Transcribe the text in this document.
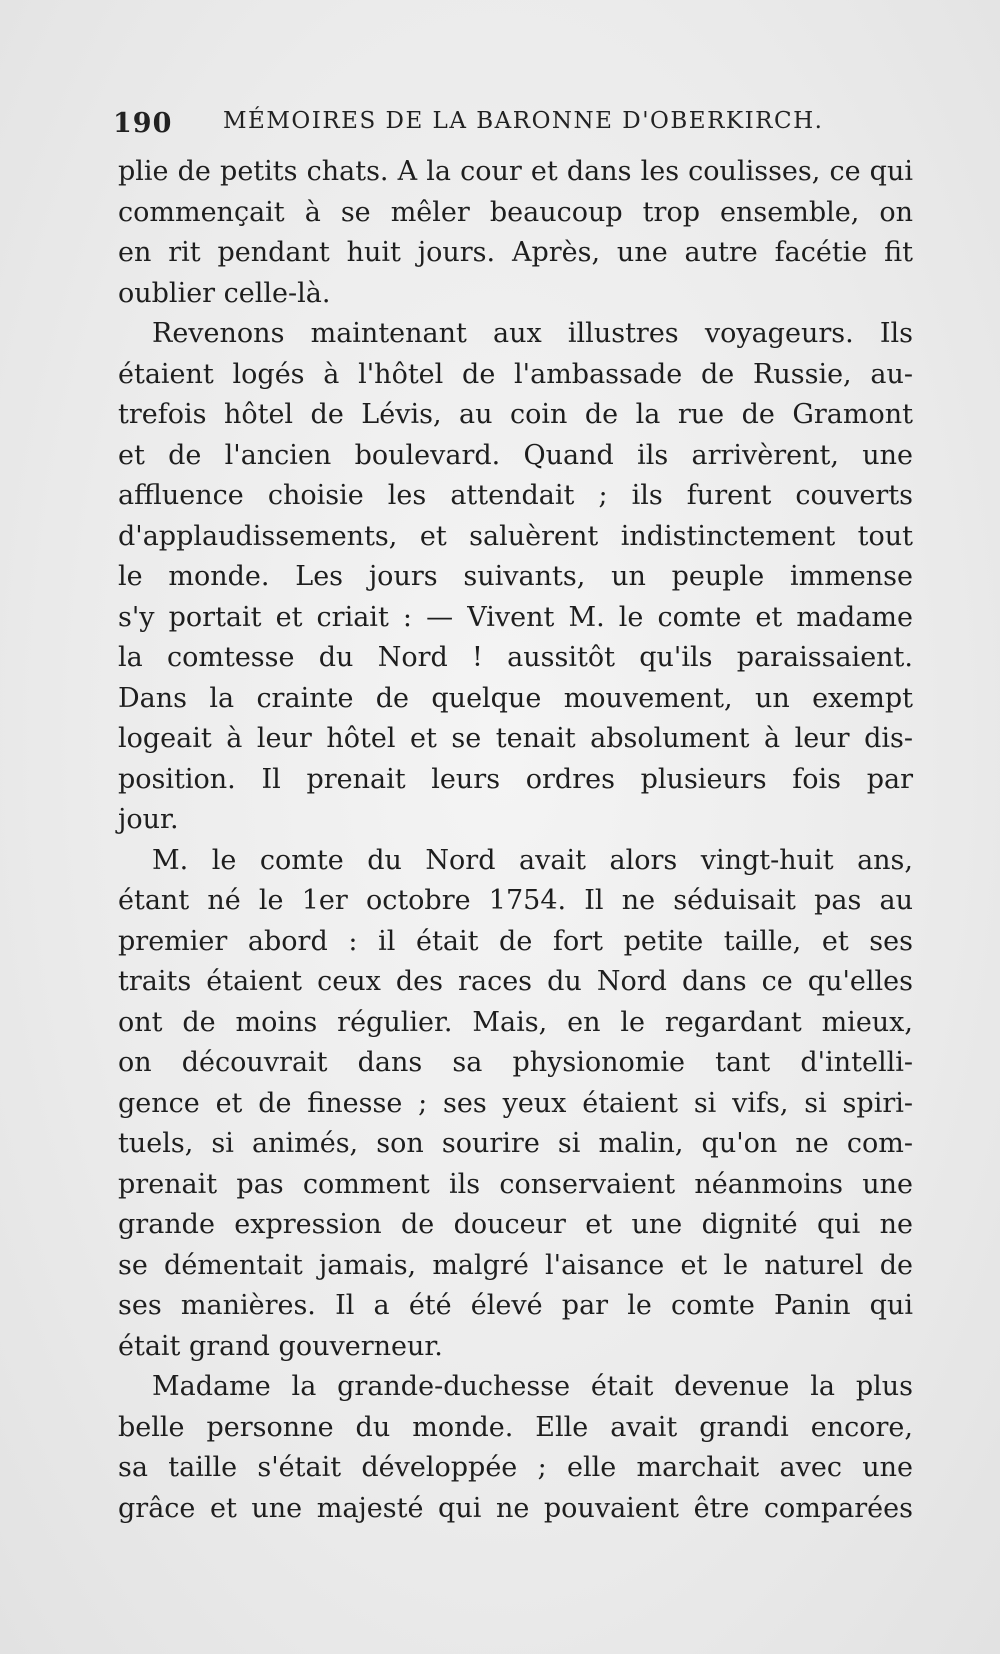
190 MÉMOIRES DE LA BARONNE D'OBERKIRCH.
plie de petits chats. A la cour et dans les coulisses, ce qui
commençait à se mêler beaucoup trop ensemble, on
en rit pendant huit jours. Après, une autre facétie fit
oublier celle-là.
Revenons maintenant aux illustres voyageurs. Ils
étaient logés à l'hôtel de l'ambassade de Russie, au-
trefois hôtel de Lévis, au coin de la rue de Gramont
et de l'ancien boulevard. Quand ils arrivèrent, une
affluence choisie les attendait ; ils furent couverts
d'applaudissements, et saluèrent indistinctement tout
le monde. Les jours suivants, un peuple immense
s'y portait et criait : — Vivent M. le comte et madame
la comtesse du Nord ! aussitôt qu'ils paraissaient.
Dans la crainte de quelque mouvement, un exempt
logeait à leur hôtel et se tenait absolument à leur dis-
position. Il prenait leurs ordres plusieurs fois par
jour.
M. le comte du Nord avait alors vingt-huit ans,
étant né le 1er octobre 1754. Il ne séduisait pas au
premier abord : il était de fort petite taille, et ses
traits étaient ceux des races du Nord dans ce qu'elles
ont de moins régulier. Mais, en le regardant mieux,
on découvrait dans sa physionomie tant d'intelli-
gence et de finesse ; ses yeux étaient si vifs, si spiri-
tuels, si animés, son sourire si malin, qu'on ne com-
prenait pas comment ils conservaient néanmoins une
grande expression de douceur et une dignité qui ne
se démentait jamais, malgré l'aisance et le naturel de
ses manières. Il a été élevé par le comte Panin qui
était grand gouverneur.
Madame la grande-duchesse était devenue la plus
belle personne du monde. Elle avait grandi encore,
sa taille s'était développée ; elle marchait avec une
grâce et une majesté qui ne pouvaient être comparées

++++++++++

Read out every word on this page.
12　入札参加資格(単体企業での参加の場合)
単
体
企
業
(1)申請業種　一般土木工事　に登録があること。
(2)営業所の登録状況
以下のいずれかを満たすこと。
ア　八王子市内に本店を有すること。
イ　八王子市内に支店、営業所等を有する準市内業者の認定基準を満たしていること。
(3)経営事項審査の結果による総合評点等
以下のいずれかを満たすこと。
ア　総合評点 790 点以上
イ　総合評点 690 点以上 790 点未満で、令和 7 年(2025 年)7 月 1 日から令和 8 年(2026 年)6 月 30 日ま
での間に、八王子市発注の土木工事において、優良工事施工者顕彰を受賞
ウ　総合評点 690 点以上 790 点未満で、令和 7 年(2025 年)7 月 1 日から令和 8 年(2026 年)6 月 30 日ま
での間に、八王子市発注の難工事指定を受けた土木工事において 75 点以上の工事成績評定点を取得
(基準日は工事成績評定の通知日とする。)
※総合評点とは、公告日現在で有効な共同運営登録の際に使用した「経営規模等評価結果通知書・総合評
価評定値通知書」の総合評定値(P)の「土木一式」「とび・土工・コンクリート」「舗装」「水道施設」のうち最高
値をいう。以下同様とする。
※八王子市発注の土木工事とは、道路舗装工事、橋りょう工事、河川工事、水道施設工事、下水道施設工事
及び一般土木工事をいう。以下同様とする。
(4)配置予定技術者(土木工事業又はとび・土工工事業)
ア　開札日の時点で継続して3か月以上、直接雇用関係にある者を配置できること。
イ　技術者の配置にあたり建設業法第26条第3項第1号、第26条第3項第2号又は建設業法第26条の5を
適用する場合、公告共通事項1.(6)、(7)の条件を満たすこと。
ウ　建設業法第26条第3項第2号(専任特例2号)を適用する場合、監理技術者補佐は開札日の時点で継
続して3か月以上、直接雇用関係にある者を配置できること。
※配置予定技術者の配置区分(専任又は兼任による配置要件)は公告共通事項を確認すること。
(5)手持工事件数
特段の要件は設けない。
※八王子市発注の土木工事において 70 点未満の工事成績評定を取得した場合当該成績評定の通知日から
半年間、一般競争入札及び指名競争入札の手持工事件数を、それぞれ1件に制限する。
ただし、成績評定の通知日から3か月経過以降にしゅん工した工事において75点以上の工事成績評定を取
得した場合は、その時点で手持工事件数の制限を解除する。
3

++++++++++

§ TASK DETAILS
Show all lines in the entries above where the string "grande" appears.

§ FULL OUTPUT
grande expression de douceur et une dignité qui ne
Madame la grande-duchesse était devenue la plus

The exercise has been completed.